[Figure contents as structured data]
<<<<
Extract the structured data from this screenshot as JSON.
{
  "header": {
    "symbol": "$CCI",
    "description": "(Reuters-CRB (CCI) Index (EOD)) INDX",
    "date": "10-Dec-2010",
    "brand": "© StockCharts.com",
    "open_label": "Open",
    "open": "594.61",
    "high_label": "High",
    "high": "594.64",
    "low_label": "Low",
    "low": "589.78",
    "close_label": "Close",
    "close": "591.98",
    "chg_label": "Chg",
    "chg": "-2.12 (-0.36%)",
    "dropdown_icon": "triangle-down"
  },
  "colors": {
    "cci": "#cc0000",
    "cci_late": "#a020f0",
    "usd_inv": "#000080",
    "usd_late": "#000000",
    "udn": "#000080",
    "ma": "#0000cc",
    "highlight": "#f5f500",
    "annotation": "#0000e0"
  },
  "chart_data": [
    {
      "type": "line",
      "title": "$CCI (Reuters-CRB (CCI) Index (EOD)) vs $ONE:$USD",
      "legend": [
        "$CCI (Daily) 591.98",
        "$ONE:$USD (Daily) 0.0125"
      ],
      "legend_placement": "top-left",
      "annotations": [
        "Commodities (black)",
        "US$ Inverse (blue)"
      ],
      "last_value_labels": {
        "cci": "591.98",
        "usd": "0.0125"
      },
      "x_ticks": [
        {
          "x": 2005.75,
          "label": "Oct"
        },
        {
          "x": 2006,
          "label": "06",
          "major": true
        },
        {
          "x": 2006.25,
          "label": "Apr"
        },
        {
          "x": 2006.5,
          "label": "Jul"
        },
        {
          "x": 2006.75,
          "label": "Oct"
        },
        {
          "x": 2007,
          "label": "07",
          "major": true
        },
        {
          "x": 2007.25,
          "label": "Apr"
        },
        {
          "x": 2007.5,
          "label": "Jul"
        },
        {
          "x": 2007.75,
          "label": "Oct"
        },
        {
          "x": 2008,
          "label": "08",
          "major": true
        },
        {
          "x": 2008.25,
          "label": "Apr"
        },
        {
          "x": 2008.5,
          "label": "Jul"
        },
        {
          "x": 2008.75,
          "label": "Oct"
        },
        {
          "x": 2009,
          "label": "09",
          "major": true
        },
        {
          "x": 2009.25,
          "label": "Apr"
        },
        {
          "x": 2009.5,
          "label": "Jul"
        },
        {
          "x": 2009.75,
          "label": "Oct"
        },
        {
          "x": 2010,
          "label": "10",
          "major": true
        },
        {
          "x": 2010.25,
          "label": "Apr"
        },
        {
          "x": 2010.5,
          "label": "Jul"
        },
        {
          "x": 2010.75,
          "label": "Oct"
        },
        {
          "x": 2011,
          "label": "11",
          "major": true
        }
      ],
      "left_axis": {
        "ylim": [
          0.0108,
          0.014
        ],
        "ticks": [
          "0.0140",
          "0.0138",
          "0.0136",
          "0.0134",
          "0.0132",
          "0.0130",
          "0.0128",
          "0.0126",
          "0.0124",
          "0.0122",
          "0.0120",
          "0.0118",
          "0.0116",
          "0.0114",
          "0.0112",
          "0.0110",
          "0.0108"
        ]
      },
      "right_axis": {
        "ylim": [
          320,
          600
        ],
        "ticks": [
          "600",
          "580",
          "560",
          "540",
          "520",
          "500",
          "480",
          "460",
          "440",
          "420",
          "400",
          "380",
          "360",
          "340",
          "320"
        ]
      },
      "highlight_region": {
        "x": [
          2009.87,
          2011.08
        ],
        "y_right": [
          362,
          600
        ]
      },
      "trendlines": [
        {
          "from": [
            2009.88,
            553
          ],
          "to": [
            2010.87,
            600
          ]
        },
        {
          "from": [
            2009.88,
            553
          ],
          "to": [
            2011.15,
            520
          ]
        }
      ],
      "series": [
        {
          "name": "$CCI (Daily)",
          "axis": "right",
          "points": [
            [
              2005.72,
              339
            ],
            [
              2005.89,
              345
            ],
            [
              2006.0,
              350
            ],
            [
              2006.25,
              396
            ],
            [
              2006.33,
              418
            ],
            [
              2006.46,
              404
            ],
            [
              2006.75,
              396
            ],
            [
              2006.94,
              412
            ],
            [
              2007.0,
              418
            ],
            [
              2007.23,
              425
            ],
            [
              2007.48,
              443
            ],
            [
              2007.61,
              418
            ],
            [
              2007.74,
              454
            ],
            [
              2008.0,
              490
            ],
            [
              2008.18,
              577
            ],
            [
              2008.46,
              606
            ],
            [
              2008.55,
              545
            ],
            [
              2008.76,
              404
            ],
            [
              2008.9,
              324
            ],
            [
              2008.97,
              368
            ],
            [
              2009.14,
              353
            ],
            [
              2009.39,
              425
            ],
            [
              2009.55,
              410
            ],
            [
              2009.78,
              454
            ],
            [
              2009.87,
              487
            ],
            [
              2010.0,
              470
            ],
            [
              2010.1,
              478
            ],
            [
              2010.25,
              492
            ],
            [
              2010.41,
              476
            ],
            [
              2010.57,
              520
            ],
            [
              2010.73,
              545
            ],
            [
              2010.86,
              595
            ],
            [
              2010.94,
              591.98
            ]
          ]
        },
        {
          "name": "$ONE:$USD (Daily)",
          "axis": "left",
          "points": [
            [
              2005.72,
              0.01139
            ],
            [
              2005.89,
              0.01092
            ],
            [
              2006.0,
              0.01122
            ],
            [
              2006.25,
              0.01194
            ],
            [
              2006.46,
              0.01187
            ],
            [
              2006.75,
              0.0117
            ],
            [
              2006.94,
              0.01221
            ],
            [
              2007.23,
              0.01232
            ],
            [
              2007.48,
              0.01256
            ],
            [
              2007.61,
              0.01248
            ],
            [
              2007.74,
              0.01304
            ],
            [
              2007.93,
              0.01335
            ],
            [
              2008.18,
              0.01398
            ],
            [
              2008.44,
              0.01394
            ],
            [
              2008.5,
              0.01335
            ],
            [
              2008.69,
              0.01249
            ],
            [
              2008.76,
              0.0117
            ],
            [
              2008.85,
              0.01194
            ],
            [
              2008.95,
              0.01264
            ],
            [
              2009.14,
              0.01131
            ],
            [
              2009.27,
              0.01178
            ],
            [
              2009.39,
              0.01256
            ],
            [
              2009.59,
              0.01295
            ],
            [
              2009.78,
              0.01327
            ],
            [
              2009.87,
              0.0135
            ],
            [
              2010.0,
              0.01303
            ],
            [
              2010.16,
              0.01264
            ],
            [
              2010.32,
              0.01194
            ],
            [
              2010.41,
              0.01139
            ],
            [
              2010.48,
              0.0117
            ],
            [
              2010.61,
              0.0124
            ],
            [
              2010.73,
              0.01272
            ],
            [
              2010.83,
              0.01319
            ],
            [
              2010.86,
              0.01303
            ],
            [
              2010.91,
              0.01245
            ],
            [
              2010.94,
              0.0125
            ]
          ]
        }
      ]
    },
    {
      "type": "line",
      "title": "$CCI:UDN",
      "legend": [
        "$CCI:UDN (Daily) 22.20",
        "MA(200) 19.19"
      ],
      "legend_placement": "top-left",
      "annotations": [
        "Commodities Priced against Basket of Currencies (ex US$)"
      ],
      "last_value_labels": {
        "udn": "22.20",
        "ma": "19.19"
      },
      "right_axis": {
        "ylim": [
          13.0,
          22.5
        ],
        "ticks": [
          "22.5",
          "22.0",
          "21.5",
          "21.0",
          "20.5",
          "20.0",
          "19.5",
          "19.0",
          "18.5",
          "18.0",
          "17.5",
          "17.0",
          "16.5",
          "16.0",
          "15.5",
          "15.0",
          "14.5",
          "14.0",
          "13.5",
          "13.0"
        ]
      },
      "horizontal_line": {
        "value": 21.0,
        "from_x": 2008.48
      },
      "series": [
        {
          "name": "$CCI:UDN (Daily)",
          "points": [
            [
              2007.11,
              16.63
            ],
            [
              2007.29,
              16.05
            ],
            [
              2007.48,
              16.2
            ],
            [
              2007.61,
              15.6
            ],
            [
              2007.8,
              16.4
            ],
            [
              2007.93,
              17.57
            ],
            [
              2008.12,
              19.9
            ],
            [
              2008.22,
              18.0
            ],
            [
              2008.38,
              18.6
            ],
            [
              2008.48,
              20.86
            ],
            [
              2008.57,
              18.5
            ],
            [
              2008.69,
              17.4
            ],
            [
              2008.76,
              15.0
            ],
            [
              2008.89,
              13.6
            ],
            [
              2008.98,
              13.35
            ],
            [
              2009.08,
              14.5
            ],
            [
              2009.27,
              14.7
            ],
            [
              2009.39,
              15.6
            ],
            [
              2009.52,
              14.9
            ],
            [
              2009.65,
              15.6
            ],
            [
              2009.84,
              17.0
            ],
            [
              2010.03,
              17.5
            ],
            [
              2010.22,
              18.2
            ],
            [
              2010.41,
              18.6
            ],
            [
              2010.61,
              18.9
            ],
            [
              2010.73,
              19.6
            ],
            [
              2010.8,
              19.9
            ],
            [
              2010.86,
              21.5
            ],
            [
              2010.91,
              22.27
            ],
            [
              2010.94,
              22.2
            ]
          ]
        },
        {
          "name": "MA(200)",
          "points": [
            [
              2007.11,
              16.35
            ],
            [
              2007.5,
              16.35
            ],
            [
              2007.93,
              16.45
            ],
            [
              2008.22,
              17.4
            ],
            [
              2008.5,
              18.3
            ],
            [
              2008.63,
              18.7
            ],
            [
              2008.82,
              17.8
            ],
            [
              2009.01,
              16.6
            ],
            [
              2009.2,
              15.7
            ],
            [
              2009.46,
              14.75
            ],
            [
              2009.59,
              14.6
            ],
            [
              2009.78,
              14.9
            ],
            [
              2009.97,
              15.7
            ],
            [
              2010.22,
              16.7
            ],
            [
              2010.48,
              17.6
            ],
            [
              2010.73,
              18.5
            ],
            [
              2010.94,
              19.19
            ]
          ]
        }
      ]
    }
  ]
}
>>>>
**TASK PROMPT**: Go through the lines above. Select every one that has the string "Reuters".

**ANSWER TO THE PROBLEM**:
    "description": "(Reuters-CRB (CCI) Index (EOD)) INDX",
      "title": "$CCI (Reuters-CRB (CCI) Index (EOD)) vs $ONE:$USD",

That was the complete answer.